URBPO(ICC Pub.No750E)の背景には、eUCP(電子的書類呈示に関する2007 年信用状統一規則
(UCP600)の補充規定)が公表されているが、貿易決済の電子化が期待されたほどに進捗しなかった事情
があると思われる。そのような事情は、書類のうち伝統的な荷為替決済の重要な書類、すなわち船荷証券
の電子化が容易でなかったことに大きく影響を受けていると思われる1。電子データは情報であるが、紙の船
荷証券は情報の伝達の他に権利義務を譲渡する機能を伴うものである。その権利義務に経済的価値が認
められ、金融上はそれに担保価値を認め、さらには、裏書による簡便な権利譲渡を可能にする仕組みとして、
紙の船荷証券が機能している。この船荷証券の二重の機能を、TSU(Trade Service Utility)

•••

▶ 課題の詳細
貿易決済の電子化と船荷証券を扱う本文を、途切れた箇所から書き継ぐこと。 記録はここでは使わない。

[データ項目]
•••

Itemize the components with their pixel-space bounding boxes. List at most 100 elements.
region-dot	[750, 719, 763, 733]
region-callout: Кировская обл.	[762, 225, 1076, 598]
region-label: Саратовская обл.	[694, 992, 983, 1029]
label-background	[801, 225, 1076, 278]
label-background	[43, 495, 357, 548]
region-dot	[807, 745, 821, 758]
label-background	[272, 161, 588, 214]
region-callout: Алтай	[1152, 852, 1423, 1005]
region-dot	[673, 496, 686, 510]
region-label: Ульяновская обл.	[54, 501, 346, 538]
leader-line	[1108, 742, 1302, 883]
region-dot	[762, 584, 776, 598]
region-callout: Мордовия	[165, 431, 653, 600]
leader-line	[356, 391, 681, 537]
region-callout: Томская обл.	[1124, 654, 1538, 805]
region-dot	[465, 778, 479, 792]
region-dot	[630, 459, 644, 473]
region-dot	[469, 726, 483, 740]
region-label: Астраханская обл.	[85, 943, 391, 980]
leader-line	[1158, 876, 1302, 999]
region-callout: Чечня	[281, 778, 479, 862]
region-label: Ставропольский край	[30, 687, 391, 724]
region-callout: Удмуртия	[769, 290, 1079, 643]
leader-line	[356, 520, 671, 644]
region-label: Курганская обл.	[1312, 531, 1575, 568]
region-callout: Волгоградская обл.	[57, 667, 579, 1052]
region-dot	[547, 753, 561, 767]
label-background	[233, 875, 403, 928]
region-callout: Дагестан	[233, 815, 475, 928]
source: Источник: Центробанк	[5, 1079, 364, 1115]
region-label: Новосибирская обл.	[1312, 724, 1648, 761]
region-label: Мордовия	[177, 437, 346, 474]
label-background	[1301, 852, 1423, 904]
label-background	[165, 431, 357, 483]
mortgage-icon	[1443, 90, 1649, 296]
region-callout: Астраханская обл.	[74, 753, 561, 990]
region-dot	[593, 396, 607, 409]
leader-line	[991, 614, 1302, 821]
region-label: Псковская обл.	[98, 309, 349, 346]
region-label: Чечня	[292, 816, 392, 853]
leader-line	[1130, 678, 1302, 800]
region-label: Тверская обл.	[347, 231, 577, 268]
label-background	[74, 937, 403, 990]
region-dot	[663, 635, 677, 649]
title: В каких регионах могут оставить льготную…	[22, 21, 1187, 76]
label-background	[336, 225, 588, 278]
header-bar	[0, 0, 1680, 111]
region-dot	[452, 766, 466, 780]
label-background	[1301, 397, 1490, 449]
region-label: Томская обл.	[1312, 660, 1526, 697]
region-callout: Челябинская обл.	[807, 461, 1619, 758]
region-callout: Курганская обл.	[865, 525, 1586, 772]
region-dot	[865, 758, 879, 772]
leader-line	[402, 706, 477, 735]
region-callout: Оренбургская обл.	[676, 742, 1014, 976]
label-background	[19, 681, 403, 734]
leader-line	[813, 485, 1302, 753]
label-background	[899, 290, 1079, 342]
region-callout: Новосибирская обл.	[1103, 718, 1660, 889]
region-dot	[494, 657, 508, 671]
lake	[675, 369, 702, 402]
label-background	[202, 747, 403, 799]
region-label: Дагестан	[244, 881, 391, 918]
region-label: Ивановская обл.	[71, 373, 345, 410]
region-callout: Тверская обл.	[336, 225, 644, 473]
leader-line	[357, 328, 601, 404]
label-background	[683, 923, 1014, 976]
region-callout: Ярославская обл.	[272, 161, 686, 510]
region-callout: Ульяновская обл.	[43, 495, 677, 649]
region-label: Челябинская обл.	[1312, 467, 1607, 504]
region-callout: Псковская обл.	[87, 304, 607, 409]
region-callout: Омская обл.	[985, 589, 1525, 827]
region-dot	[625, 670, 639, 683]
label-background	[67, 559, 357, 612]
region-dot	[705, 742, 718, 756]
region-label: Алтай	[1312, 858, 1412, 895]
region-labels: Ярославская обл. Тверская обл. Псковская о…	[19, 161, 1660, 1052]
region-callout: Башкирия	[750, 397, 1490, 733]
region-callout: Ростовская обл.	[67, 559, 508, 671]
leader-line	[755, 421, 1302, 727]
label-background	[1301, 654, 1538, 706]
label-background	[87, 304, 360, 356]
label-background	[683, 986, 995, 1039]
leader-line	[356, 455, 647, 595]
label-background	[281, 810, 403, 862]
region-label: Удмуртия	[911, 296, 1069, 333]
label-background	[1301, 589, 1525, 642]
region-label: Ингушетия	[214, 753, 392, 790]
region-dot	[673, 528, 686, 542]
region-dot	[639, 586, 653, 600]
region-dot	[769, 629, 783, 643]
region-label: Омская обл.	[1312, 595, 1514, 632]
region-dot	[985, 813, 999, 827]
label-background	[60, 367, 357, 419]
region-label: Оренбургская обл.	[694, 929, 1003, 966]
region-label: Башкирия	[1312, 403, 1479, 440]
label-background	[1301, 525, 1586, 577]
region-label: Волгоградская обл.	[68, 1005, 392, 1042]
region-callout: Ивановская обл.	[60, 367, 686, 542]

•••

▶ 課題の結果
という自動
照合の仕組みと、船荷証券の権利義務の譲渡・履行という機能面をBPOという保証(銀行による支払い確
約)の仕組みに組み替えることにしたものとして、TSU/BPOのセットを見ることができる。これにより、船荷証
券の電子化に等しい効果を、従来のような電子法務局(信用ある第三者機関=Trusted Third Partyと呼
ばれる厳重な権利管理システム)を設けて権利を預託する重いシステムではなく、より簡便な銀行保証により
達成しようとしたものと見ることができる2。一件毎の取引を基本に、取消不能信用状と同じ構想を維持したい
ときは、TSU/BPOのセットで取引決済を行えば良いだろう。したがって、このセットによる貿易代金の決済は
eL/CないしはLite L/Cによる簡便な貿易決済を企図していると見なすことができる。ただし、UCP600の補
充規定とされた12 ヶ条のeUCPと異なり、URBPOはBPOを中核において16 ヶ条にわたって規定する独立
した規則であり、eUCPにとって代わるものである3。売買取引当事者が電子データの自動照合による「履行
確認」と言う情報面のみを利用したいのであれば、情報の自動照合および通知機能のTSUのみを利用し、
その結果を受けSWIFTシステムを介する振替指図(electronic fund transfer)
によって送金決済することに
なろう。BPOとセットにすれば、運送賃や特許料の決済に使用されるclean creditに類似し、電子データの
みで紙の書類を伴わないという意味では、相殺勘定や定期的集中決済取り決めによる清算決済=open
accountと同様にnon-documentary payment(非荷為替決済)に等しいことになる。したがって、TSU/
BPOはStandby Credit 的な性格を備えていると解することができる。
いずれにしても、貿易業者は取引銀行との間で、「TSU 協定書」を結び、銀行支払い確約の詳細を取り
決める必要がある。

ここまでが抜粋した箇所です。